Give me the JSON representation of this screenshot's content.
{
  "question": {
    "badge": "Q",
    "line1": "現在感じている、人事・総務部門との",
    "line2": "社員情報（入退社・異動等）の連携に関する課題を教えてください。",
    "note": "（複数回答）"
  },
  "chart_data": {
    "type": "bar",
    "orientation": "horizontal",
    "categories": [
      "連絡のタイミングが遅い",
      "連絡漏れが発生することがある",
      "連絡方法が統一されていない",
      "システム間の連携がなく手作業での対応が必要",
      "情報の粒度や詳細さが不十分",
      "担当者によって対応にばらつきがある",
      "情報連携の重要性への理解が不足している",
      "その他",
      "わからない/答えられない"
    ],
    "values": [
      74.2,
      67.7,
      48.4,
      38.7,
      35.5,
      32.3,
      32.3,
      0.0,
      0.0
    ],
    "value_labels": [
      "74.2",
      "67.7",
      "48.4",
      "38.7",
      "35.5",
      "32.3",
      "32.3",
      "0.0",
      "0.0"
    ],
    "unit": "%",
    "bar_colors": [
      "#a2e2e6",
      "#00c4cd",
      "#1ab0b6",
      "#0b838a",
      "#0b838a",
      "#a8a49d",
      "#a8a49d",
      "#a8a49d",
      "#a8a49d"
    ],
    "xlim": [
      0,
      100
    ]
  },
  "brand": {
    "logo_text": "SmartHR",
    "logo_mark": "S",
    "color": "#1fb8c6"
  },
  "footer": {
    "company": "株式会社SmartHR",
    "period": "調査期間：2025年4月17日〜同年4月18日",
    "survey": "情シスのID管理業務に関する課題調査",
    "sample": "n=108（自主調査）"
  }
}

» What is asked
Set down the listing in full, keeping every word exactly as it is.

» Solved exercise
Give me the JSON representation of this screenshot's content.
{
  "question": {
    "badge": "Q",
    "line1": "現在感じている、人事・総務部門との",
    "line2": "社員情報（入退社・異動等）の連携に関する課題を教えてください。",
    "note": "（複数回答）"
  },
  "chart_data": {
    "type": "bar",
    "orientation": "horizontal",
    "categories": [
      "連絡のタイミングが遅い",
      "連絡漏れが発生することがある",
      "連絡方法が統一されていない",
      "システム間の連携がなく手作業での対応が必要",
      "情報の粒度や詳細さが不十分",
      "担当者によって対応にばらつきがある",
      "情報連携の重要性への理解が不足している",
      "その他",
      "わからない/答えられない"
    ],
    "values": [
      74.2,
      67.7,
      48.4,
      38.7,
      35.5,
      32.3,
      32.3,
      0.0,
      0.0
    ],
    "value_labels": [
      "74.2",
      "67.7",
      "48.4",
      "38.7",
      "35.5",
      "32.3",
      "32.3",
      "0.0",
      "0.0"
    ],
    "unit": "%",
    "bar_colors": [
      "#a2e2e6",
      "#00c4cd",
      "#1ab0b6",
      "#0b838a",
      "#0b838a",
      "#a8a49d",
      "#a8a49d",
      "#a8a49d",
      "#a8a49d"
    ],
    "xlim": [
      0,
      100
    ]
  },
  "brand": {
    "logo_text": "SmartHR",
    "logo_mark": "S",
    "color": "#1fb8c6"
  },
  "footer": {
    "company": "株式会社SmartHR",
    "period": "調査期間：2025年4月17日〜同年4月18日",
    "survey": "情シスのID管理業務に関する課題調査",
    "sample": "n=108（自主調査）"
  }
}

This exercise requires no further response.